◆ TASK REQUIREMENTS ◆
Would you write out all of the data exactly as it appears below?

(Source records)
□ □ □
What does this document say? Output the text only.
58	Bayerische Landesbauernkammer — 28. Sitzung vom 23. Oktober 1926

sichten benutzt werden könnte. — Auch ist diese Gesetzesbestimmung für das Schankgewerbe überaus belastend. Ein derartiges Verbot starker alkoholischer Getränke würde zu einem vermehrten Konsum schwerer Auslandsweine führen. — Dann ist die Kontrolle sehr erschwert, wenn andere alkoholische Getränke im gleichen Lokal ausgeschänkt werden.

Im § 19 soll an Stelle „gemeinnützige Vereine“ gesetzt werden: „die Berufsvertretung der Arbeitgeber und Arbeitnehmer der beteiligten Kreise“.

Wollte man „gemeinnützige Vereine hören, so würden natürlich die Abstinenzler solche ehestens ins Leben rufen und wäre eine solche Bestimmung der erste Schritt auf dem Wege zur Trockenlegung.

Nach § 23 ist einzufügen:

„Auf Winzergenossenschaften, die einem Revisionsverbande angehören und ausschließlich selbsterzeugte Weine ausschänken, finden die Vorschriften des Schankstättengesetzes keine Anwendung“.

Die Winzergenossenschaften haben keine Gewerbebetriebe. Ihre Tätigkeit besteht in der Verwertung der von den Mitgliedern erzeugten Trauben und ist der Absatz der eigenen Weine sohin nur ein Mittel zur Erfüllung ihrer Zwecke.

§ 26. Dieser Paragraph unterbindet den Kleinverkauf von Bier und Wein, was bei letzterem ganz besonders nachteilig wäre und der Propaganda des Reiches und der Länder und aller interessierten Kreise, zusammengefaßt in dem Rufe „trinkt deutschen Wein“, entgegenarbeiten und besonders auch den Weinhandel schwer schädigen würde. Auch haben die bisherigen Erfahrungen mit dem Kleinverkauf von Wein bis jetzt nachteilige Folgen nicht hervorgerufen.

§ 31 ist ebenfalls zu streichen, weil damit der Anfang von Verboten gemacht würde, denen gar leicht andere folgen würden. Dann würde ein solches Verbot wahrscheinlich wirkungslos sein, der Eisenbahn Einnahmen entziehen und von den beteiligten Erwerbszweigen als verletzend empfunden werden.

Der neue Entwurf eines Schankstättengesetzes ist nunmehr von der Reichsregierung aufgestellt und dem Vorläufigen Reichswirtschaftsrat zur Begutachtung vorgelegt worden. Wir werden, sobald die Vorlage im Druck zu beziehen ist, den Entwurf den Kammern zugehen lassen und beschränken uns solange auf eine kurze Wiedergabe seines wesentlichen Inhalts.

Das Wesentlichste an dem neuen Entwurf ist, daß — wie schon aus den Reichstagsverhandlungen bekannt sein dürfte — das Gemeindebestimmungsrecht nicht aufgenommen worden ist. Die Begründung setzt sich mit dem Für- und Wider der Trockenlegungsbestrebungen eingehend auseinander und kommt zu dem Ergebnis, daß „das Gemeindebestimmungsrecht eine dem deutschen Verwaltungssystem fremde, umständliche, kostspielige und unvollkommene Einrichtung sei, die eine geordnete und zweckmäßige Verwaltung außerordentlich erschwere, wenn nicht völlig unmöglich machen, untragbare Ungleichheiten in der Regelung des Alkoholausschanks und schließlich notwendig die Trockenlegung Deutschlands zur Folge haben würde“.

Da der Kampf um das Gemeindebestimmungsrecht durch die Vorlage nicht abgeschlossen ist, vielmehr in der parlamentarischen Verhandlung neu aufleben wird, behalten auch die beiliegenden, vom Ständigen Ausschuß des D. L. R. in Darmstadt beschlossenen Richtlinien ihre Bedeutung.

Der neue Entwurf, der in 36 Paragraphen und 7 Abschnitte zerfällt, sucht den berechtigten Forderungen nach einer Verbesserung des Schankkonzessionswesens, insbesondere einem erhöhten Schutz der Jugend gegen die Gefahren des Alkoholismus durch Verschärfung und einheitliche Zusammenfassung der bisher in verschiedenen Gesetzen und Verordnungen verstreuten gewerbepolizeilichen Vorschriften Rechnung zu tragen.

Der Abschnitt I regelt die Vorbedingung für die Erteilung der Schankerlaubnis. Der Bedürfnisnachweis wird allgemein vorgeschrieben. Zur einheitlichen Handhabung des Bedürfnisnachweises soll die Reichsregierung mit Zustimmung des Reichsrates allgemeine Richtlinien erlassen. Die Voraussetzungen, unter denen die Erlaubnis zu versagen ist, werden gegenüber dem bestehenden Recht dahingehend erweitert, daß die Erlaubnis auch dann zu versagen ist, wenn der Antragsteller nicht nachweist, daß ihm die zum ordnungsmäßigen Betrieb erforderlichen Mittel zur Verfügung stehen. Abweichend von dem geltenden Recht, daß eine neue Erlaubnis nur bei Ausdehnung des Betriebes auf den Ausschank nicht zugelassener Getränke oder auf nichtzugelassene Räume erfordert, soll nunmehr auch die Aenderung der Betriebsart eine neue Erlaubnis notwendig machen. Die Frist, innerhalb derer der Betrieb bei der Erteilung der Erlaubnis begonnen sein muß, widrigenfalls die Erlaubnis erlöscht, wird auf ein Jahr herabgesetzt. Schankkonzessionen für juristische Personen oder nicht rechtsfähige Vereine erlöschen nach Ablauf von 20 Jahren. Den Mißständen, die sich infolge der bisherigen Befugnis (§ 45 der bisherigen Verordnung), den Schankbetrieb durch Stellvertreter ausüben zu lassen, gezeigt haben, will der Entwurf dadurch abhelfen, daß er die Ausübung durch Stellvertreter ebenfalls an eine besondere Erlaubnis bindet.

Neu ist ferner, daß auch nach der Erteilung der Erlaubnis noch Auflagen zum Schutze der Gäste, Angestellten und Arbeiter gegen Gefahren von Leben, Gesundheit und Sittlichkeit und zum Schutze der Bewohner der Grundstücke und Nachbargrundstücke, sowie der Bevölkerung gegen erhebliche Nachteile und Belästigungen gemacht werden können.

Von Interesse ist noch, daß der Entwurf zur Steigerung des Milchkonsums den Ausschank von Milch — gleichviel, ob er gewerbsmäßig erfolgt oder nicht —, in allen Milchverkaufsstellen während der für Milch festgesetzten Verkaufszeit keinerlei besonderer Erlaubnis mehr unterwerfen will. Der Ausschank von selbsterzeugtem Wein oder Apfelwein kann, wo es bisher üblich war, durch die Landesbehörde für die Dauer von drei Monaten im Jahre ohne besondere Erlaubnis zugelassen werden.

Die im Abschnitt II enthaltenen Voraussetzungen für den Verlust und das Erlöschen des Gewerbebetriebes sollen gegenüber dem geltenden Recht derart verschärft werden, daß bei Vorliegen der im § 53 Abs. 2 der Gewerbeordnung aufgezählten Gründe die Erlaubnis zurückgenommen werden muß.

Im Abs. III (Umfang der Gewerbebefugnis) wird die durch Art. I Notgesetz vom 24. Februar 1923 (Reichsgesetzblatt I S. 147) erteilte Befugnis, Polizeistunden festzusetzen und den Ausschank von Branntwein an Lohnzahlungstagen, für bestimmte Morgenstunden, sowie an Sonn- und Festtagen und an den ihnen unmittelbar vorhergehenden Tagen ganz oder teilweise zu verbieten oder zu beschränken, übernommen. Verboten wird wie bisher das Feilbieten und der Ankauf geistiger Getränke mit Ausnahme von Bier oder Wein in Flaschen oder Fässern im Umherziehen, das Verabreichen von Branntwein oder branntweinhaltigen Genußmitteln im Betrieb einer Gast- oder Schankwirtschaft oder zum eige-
□ □ □
◆ ANSWER FOR THE TASK ◆
What does this document say? Output the text only.
58	Bayerische Landesbauernkammer — 28. Sitzung vom 23. Oktober 1926

sichten benutzt werden könnte. — Auch ist diese Gesetzesbestimmung für das Schankgewerbe überaus belastend. Ein derartiges Verbot starker alkoholischer Getränke würde zu einem vermehrten Konsum schwerer Auslandsweine führen. — Dann ist die Kontrolle sehr erschwert, wenn andere alkoholische Getränke im gleichen Lokal ausgeschänkt werden.

Im § 19 soll an Stelle „gemeinnützige Vereine“ gesetzt werden: „die Berufsvertretung der Arbeitgeber und Arbeitnehmer der beteiligten Kreise“.

Wollte man „gemeinnützige Vereine hören, so würden natürlich die Abstinenzler solche ehestens ins Leben rufen und wäre eine solche Bestimmung der erste Schritt auf dem Wege zur Trockenlegung.

Nach § 23 ist einzufügen:

„Auf Winzergenossenschaften, die einem Revisionsverbande angehören und ausschließlich selbsterzeugte Weine ausschänken, finden die Vorschriften des Schankstättengesetzes keine Anwendung“.

Die Winzergenossenschaften haben keine Gewerbebetriebe. Ihre Tätigkeit besteht in der Verwertung der von den Mitgliedern erzeugten Trauben und ist der Absatz der eigenen Weine sohin nur ein Mittel zur Erfüllung ihrer Zwecke.

§ 26. Dieser Paragraph unterbindet den Kleinverkauf von Bier und Wein, was bei letzterem ganz besonders nachteilig wäre und der Propaganda des Reiches und der Länder und aller interessierten Kreise, zusammengefaßt in dem Rufe „trinkt deutschen Wein“, entgegenarbeiten und besonders auch den Weinhandel schwer schädigen würde. Auch haben die bisherigen Erfahrungen mit dem Kleinverkauf von Wein bis jetzt nachteilige Folgen nicht hervorgerufen.

§ 31 ist ebenfalls zu streichen, weil damit der Anfang von Verboten gemacht würde, denen gar leicht andere folgen würden. Dann würde ein solches Verbot wahrscheinlich wirkungslos sein, der Eisenbahn Einnahmen entziehen und von den beteiligten Erwerbszweigen als verletzend empfunden werden.

Der neue Entwurf eines Schankstättengesetzes ist nunmehr von der Reichsregierung aufgestellt und dem Vorläufigen Reichswirtschaftsrat zur Begutachtung vorgelegt worden. Wir werden, sobald die Vorlage im Druck zu beziehen ist, den Entwurf den Kammern zugehen lassen und beschränken uns solange auf eine kurze Wiedergabe seines wesentlichen Inhalts.

Das Wesentlichste an dem neuen Entwurf ist, daß — wie schon aus den Reichstagsverhandlungen bekannt sein dürfte — das Gemeindebestimmungsrecht nicht aufgenommen worden ist. Die Begründung setzt sich mit dem Für- und Wider der Trockenlegungsbestrebungen eingehend auseinander und kommt zu dem Ergebnis, daß „das Gemeindebestimmungsrecht eine dem deutschen Verwaltungssystem fremde, umständliche, kostspielige und unvollkommene Einrichtung sei, die eine geordnete und zweckmäßige Verwaltung außerordentlich erschwere, wenn nicht völlig unmöglich machen, untragbare Ungleichheiten in der Regelung des Alkoholausschanks und schließlich notwendig die Trockenlegung Deutschlands zur Folge haben würde“.

Da der Kampf um das Gemeindebestimmungsrecht durch die Vorlage nicht abgeschlossen ist, vielmehr in der parlamentarischen Verhandlung neu aufleben wird, behalten auch die beiliegenden, vom Ständigen Ausschuß des D. L. R. in Darmstadt beschlossenen Richtlinien ihre Bedeutung.

Der neue Entwurf, der in 36 Paragraphen und 7 Abschnitte zerfällt, sucht den berechtigten Forderungen nach einer Verbesserung des Schankkonzessionswesens, insbesondere einem erhöhten Schutz der Jugend gegen die Gefahren des Alkoholismus durch Verschärfung und einheitliche Zusammenfassung der bisher in verschiedenen Gesetzen und Verordnungen verstreuten gewerbepolizeilichen Vorschriften Rechnung zu tragen.

Der Abschnitt I regelt die Vorbedingung für die Erteilung der Schankerlaubnis. Der Bedürfnisnachweis wird allgemein vorgeschrieben. Zur einheitlichen Handhabung des Bedürfnisnachweises soll die Reichsregierung mit Zustimmung des Reichsrates allgemeine Richtlinien erlassen. Die Voraussetzungen, unter denen die Erlaubnis zu versagen ist, werden gegenüber dem bestehenden Recht dahingehend erweitert, daß die Erlaubnis auch dann zu versagen ist, wenn der Antragsteller nicht nachweist, daß ihm die zum ordnungsmäßigen Betrieb erforderlichen Mittel zur Verfügung stehen. Abweichend von dem geltenden Recht, daß eine neue Erlaubnis nur bei Ausdehnung des Betriebes auf den Ausschank nicht zugelassener Getränke oder auf nichtzugelassene Räume erfordert, soll nunmehr auch die Aenderung der Betriebsart eine neue Erlaubnis notwendig machen. Die Frist, innerhalb derer der Betrieb bei der Erteilung der Erlaubnis begonnen sein muß, widrigenfalls die Erlaubnis erlöscht, wird auf ein Jahr herabgesetzt. Schankkonzessionen für juristische Personen oder nicht rechtsfähige Vereine erlöschen nach Ablauf von 20 Jahren. Den Mißständen, die sich infolge der bisherigen Befugnis (§ 45 der bisherigen Verordnung), den Schankbetrieb durch Stellvertreter ausüben zu lassen, gezeigt haben, will der Entwurf dadurch abhelfen, daß er die Ausübung durch Stellvertreter ebenfalls an eine besondere Erlaubnis bindet.

Neu ist ferner, daß auch nach der Erteilung der Erlaubnis noch Auflagen zum Schutze der Gäste, Angestellten und Arbeiter gegen Gefahren von Leben, Gesundheit und Sittlichkeit und zum Schutze der Bewohner der Grundstücke und Nachbargrundstücke, sowie der Bevölkerung gegen erhebliche Nachteile und Belästigungen gemacht werden können.

Von Interesse ist noch, daß der Entwurf zur Steigerung des Milchkonsums den Ausschank von Milch — gleichviel, ob er gewerbsmäßig erfolgt oder nicht —, in allen Milchverkaufsstellen während der für Milch festgesetzten Verkaufszeit keinerlei besonderer Erlaubnis mehr unterwerfen will. Der Ausschank von selbsterzeugtem Wein oder Apfelwein kann, wo es bisher üblich war, durch die Landesbehörde für die Dauer von drei Monaten im Jahre ohne besondere Erlaubnis zugelassen werden.

Die im Abschnitt II enthaltenen Voraussetzungen für den Verlust und das Erlöschen des Gewerbebetriebes sollen gegenüber dem geltenden Recht derart verschärft werden, daß bei Vorliegen der im § 53 Abs. 2 der Gewerbeordnung aufgezählten Gründe die Erlaubnis zurückgenommen werden muß.

Im Abs. III (Umfang der Gewerbebefugnis) wird die durch Art. I Notgesetz vom 24. Februar 1923 (Reichsgesetzblatt I S. 147) erteilte Befugnis, Polizeistunden festzusetzen und den Ausschank von Branntwein an Lohnzahlungstagen, für bestimmte Morgenstunden, sowie an Sonn- und Festtagen und an den ihnen unmittelbar vorhergehenden Tagen ganz oder teilweise zu verbieten oder zu beschränken, übernommen. Verboten wird wie bisher das Feilbieten und der Ankauf geistiger Getränke mit Ausnahme von Bier oder Wein in Flaschen oder Fässern im Umherziehen, das Verabreichen von Branntwein oder branntweinhaltigen Genußmitteln im Betrieb einer Gast- oder Schankwirtschaft oder zum eige-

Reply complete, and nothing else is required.